• _Given exercise_: Find how many lines in the data below include the word "this", then write only that number.

• _Listing_:
══════

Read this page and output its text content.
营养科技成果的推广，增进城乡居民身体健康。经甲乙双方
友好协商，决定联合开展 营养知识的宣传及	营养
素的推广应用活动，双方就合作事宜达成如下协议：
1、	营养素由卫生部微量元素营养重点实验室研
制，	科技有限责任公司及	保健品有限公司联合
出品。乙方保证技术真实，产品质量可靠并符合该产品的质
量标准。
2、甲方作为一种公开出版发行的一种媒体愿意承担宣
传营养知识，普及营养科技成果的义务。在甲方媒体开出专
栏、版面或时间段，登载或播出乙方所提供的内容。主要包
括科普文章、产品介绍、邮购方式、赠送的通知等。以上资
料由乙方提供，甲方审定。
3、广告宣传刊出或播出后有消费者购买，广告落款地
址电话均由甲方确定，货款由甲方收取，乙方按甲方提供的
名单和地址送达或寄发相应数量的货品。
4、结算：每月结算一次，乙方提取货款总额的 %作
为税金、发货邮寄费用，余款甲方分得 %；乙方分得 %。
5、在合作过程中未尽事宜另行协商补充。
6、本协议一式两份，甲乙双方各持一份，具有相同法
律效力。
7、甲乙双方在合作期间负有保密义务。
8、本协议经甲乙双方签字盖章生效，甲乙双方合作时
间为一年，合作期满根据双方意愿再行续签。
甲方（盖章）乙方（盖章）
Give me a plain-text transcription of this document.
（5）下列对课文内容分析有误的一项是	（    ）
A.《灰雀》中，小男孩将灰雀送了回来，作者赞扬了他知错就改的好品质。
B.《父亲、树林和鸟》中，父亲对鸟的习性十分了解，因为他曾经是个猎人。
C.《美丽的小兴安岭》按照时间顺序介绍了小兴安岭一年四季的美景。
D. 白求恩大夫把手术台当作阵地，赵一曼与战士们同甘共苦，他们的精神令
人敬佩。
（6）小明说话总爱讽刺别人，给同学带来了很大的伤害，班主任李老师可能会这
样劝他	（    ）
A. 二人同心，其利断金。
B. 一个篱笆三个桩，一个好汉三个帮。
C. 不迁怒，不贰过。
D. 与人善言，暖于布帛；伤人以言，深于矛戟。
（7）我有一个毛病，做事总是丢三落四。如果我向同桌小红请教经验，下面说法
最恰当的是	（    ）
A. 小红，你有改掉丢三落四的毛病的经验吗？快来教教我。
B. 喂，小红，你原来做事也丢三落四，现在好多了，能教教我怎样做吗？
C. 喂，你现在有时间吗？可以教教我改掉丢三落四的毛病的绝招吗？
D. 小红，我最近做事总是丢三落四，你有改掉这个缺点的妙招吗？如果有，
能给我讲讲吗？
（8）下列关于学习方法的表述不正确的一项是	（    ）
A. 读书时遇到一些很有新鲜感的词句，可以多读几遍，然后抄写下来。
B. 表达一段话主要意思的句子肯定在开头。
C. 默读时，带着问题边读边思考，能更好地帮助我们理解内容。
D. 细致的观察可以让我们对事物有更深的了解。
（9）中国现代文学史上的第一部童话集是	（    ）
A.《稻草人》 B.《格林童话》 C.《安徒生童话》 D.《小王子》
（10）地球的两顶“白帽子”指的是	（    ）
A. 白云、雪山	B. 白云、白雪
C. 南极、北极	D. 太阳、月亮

══════

• _Written solution_: 2